▸ SOURCE DATA
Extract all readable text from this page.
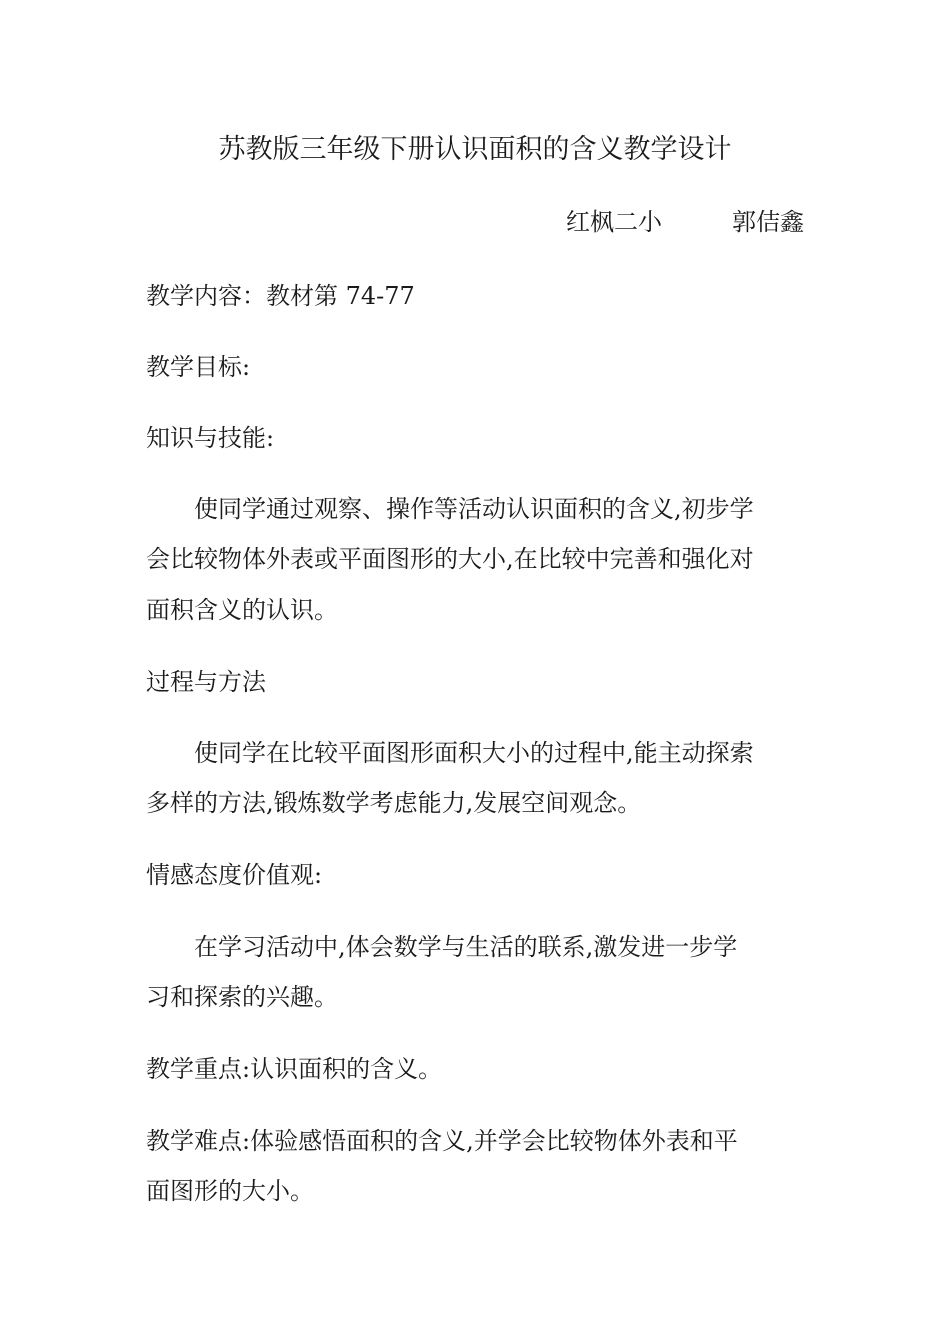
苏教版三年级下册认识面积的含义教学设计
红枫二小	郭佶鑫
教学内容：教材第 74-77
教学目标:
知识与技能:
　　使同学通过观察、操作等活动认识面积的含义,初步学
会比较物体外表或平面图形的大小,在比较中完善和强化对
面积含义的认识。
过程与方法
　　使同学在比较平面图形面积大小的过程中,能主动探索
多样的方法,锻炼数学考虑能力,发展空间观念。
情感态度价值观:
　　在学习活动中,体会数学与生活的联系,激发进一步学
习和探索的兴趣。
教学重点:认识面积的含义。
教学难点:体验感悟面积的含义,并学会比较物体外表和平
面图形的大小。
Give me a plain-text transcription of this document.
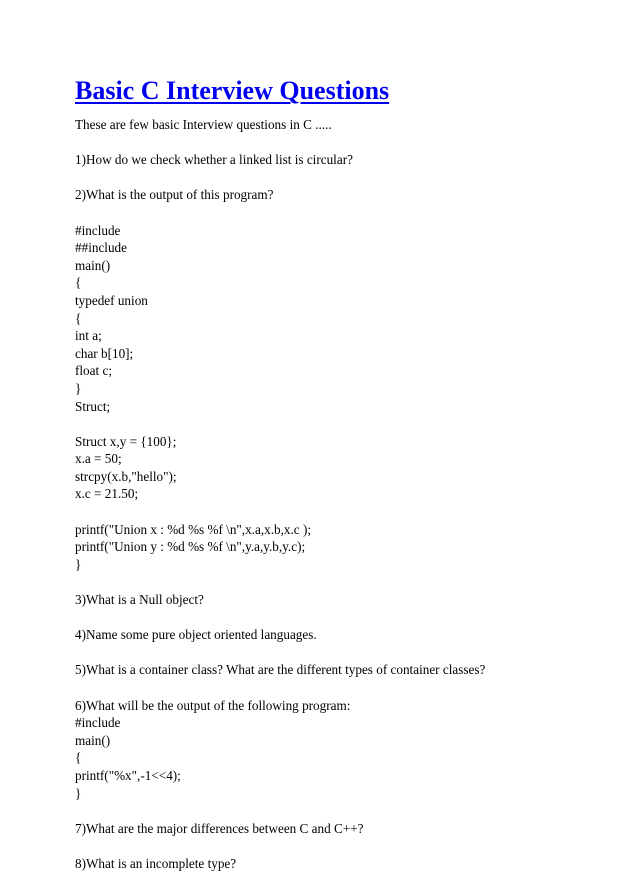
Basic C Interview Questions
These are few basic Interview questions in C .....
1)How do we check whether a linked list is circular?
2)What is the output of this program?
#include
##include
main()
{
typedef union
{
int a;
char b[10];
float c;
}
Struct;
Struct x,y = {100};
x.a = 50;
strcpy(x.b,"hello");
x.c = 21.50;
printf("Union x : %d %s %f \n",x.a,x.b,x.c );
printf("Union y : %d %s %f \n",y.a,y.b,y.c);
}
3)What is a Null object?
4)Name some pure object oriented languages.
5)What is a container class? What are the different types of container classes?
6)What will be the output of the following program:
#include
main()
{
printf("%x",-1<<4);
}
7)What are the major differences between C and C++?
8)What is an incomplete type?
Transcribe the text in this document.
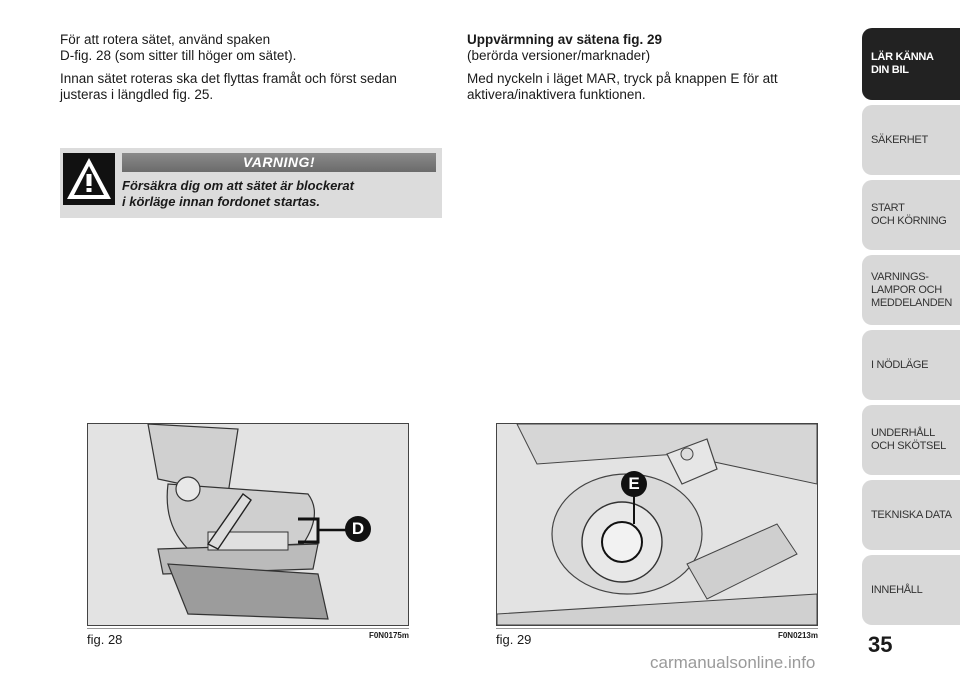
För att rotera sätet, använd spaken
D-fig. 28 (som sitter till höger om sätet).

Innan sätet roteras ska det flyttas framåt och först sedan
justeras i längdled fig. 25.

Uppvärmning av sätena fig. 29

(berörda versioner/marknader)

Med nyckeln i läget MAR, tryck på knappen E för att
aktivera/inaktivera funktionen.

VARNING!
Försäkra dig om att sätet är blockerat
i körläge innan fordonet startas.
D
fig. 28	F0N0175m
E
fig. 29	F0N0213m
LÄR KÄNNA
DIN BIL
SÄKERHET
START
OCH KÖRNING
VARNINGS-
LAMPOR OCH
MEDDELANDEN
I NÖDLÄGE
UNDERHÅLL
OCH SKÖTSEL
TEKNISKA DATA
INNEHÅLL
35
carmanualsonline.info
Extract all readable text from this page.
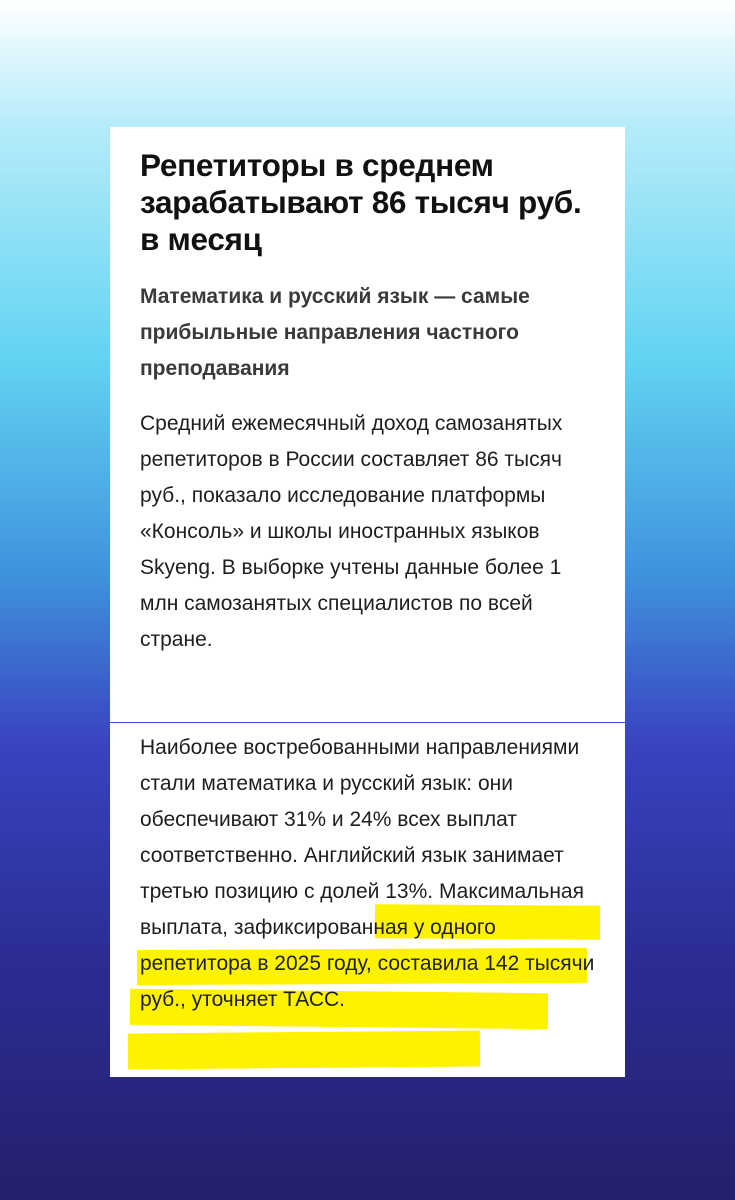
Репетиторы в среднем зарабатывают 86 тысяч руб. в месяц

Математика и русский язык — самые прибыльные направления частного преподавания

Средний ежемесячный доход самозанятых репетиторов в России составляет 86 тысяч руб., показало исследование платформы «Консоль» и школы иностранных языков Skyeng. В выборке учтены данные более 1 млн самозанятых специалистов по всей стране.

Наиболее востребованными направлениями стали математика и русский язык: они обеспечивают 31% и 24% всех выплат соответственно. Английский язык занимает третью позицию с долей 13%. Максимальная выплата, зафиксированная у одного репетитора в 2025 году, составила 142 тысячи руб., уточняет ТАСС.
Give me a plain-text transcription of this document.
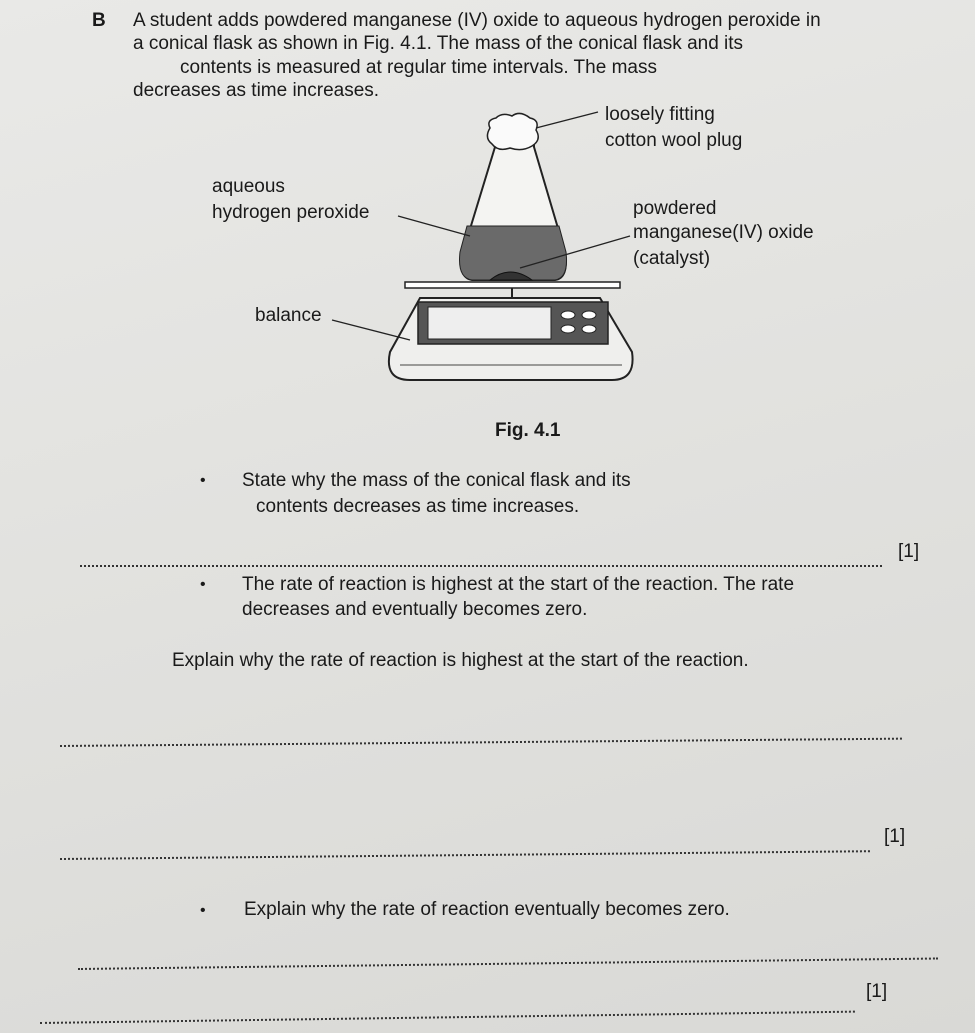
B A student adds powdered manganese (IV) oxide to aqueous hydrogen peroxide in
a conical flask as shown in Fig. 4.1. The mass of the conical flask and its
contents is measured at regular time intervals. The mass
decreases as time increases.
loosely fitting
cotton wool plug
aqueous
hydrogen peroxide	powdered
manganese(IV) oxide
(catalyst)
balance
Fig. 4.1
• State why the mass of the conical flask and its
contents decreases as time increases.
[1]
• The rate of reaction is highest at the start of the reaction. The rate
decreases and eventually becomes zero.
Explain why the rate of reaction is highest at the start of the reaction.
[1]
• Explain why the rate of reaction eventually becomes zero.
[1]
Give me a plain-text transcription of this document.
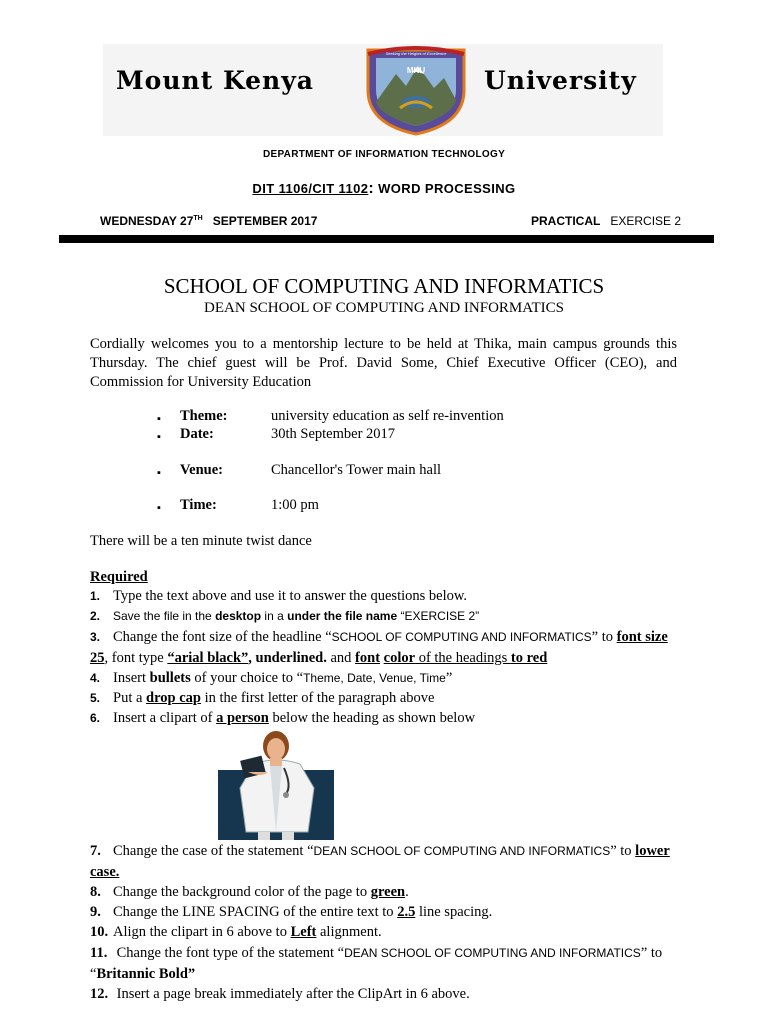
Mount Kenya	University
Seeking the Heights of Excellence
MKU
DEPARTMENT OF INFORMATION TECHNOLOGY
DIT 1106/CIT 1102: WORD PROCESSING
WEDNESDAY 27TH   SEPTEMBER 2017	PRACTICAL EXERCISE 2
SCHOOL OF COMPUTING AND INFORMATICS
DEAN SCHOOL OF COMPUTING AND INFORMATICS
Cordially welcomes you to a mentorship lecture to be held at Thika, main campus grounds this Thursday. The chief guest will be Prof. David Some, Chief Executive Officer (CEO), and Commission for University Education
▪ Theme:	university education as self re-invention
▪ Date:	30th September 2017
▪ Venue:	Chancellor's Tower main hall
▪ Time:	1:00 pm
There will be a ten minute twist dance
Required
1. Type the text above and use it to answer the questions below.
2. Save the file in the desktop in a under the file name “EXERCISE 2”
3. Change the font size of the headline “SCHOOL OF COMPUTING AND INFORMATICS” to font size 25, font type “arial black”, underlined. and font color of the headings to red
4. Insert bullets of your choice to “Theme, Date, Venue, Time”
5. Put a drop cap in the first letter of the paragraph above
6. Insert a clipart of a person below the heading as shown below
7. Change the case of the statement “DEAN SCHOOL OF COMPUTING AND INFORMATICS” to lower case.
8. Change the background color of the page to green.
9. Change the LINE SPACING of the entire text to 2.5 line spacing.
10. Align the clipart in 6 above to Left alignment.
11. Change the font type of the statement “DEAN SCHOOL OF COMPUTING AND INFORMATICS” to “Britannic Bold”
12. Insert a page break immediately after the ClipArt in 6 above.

▸ OBJECTIVE
Tally up the lines holding the word "page" in the data above, and answer with that figure only.

▸ ANSWER BELOW
4